PROBLEM DESCRIPTION:
Copy out every line of the data exactly.

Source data
* * *
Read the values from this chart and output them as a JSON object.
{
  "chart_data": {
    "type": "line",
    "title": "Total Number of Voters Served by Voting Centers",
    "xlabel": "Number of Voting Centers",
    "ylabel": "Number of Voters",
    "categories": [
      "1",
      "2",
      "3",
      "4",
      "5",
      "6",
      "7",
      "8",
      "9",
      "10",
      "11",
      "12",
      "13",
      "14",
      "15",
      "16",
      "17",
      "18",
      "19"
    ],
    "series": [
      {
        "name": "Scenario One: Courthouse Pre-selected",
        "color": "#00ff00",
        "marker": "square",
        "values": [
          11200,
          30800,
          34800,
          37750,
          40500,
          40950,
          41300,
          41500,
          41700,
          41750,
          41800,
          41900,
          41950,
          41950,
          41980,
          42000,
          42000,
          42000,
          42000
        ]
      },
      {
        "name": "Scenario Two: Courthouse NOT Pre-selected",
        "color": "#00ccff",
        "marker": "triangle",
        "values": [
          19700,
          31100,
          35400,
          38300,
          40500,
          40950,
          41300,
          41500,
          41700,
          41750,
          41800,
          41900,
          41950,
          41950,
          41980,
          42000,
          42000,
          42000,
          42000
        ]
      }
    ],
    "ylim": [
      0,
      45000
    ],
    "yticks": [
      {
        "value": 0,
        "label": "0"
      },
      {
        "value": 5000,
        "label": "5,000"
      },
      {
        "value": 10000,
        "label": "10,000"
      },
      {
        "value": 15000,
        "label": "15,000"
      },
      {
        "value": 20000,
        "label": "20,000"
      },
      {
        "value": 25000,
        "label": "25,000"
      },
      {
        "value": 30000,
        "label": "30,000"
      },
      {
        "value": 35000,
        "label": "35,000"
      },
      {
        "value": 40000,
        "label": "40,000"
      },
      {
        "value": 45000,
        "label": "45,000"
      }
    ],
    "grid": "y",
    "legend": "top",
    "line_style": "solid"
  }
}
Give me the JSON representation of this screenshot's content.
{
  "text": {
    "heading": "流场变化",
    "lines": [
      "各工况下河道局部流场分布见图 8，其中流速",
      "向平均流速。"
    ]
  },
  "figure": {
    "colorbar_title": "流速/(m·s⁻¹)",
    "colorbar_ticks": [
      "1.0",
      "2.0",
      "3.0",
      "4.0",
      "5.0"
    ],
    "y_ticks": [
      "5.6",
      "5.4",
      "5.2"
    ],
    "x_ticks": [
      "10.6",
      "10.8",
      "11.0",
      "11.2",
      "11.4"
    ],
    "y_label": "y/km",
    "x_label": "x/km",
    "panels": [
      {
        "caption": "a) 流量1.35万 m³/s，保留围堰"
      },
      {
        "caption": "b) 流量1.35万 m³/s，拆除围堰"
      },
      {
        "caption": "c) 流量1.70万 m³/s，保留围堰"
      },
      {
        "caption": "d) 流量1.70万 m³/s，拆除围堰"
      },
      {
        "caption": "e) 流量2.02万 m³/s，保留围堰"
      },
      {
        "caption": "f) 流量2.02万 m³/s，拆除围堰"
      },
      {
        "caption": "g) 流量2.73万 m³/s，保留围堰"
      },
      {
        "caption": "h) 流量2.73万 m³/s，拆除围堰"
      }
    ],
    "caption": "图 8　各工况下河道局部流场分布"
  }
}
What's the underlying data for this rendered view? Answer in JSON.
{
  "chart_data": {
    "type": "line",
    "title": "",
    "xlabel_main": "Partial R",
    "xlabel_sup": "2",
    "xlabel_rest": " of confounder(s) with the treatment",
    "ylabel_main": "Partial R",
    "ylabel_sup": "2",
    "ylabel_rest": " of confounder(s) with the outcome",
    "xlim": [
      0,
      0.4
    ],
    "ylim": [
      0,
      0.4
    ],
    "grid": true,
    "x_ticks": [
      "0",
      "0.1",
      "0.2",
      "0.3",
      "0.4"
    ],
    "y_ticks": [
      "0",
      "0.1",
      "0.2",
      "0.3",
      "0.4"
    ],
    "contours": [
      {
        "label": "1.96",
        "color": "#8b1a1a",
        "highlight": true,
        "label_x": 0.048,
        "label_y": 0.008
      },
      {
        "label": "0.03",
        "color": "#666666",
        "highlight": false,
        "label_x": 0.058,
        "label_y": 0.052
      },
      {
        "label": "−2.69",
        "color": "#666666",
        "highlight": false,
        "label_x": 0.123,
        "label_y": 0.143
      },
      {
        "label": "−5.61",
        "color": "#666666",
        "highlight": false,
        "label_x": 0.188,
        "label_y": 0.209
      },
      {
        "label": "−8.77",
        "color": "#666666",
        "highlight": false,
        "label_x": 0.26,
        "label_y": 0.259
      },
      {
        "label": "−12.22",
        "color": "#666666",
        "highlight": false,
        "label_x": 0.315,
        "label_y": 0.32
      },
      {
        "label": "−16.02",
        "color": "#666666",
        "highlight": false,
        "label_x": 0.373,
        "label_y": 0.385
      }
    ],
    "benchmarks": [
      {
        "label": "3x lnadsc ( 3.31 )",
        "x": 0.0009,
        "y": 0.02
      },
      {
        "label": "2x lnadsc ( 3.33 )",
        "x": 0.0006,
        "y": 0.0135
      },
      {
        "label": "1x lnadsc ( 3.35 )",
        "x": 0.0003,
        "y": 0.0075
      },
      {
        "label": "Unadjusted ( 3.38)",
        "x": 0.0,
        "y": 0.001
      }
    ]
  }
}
* * *
EXERCISE RESULT:
Read the values from this chart and output them as a JSON object.
{
  "chart_data": {
    "type": "line",
    "title": "Total Number of Voters Served by Voting Centers",
    "xlabel": "Number of Voting Centers",
    "ylabel": "Number of Voters",
    "categories": [
      "1",
      "2",
      "3",
      "4",
      "5",
      "6",
      "7",
      "8",
      "9",
      "10",
      "11",
      "12",
      "13",
      "14",
      "15",
      "16",
      "17",
      "18",
      "19"
    ],
    "series": [
      {
        "name": "Scenario One: Courthouse Pre-selected",
        "color": "#00ff00",
        "marker": "square",
        "values": [
          11200,
          30800,
          34800,
          37750,
          40500,
          40950,
          41300,
          41500,
          41700,
          41750,
          41800,
          41900,
          41950,
          41950,
          41980,
          42000,
          42000,
          42000,
          42000
        ]
      },
      {
        "name": "Scenario Two: Courthouse NOT Pre-selected",
        "color": "#00ccff",
        "marker": "triangle",
        "values": [
          19700,
          31100,
          35400,
          38300,
          40500,
          40950,
          41300,
          41500,
          41700,
          41750,
          41800,
          41900,
          41950,
          41950,
          41980,
          42000,
          42000,
          42000,
          42000
        ]
      }
    ],
    "ylim": [
      0,
      45000
    ],
    "yticks": [
      {
        "value": 0,
        "label": "0"
      },
      {
        "value": 5000,
        "label": "5,000"
      },
      {
        "value": 10000,
        "label": "10,000"
      },
      {
        "value": 15000,
        "label": "15,000"
      },
      {
        "value": 20000,
        "label": "20,000"
      },
      {
        "value": 25000,
        "label": "25,000"
      },
      {
        "value": 30000,
        "label": "30,000"
      },
      {
        "value": 35000,
        "label": "35,000"
      },
      {
        "value": 40000,
        "label": "40,000"
      },
      {
        "value": 45000,
        "label": "45,000"
      }
    ],
    "grid": "y",
    "legend": "top",
    "line_style": "solid"
  }
}
Give me the JSON representation of this screenshot's content.
{
  "text": {
    "heading": "流场变化",
    "lines": [
      "各工况下河道局部流场分布见图 8，其中流速",
      "向平均流速。"
    ]
  },
  "figure": {
    "colorbar_title": "流速/(m·s⁻¹)",
    "colorbar_ticks": [
      "1.0",
      "2.0",
      "3.0",
      "4.0",
      "5.0"
    ],
    "y_ticks": [
      "5.6",
      "5.4",
      "5.2"
    ],
    "x_ticks": [
      "10.6",
      "10.8",
      "11.0",
      "11.2",
      "11.4"
    ],
    "y_label": "y/km",
    "x_label": "x/km",
    "panels": [
      {
        "caption": "a) 流量1.35万 m³/s，保留围堰"
      },
      {
        "caption": "b) 流量1.35万 m³/s，拆除围堰"
      },
      {
        "caption": "c) 流量1.70万 m³/s，保留围堰"
      },
      {
        "caption": "d) 流量1.70万 m³/s，拆除围堰"
      },
      {
        "caption": "e) 流量2.02万 m³/s，保留围堰"
      },
      {
        "caption": "f) 流量2.02万 m³/s，拆除围堰"
      },
      {
        "caption": "g) 流量2.73万 m³/s，保留围堰"
      },
      {
        "caption": "h) 流量2.73万 m³/s，拆除围堰"
      }
    ],
    "caption": "图 8　各工况下河道局部流场分布"
  }
}
What's the underlying data for this rendered view? Answer in JSON.
{
  "chart_data": {
    "type": "line",
    "title": "",
    "xlabel_main": "Partial R",
    "xlabel_sup": "2",
    "xlabel_rest": " of confounder(s) with the treatment",
    "ylabel_main": "Partial R",
    "ylabel_sup": "2",
    "ylabel_rest": " of confounder(s) with the outcome",
    "xlim": [
      0,
      0.4
    ],
    "ylim": [
      0,
      0.4
    ],
    "grid": true,
    "x_ticks": [
      "0",
      "0.1",
      "0.2",
      "0.3",
      "0.4"
    ],
    "y_ticks": [
      "0",
      "0.1",
      "0.2",
      "0.3",
      "0.4"
    ],
    "contours": [
      {
        "label": "1.96",
        "color": "#8b1a1a",
        "highlight": true,
        "label_x": 0.048,
        "label_y": 0.008
      },
      {
        "label": "0.03",
        "color": "#666666",
        "highlight": false,
        "label_x": 0.058,
        "label_y": 0.052
      },
      {
        "label": "−2.69",
        "color": "#666666",
        "highlight": false,
        "label_x": 0.123,
        "label_y": 0.143
      },
      {
        "label": "−5.61",
        "color": "#666666",
        "highlight": false,
        "label_x": 0.188,
        "label_y": 0.209
      },
      {
        "label": "−8.77",
        "color": "#666666",
        "highlight": false,
        "label_x": 0.26,
        "label_y": 0.259
      },
      {
        "label": "−12.22",
        "color": "#666666",
        "highlight": false,
        "label_x": 0.315,
        "label_y": 0.32
      },
      {
        "label": "−16.02",
        "color": "#666666",
        "highlight": false,
        "label_x": 0.373,
        "label_y": 0.385
      }
    ],
    "benchmarks": [
      {
        "label": "3x lnadsc ( 3.31 )",
        "x": 0.0009,
        "y": 0.02
      },
      {
        "label": "2x lnadsc ( 3.33 )",
        "x": 0.0006,
        "y": 0.0135
      },
      {
        "label": "1x lnadsc ( 3.35 )",
        "x": 0.0003,
        "y": 0.0075
      },
      {
        "label": "Unadjusted ( 3.38)",
        "x": 0.0,
        "y": 0.001
      }
    ]
  }
}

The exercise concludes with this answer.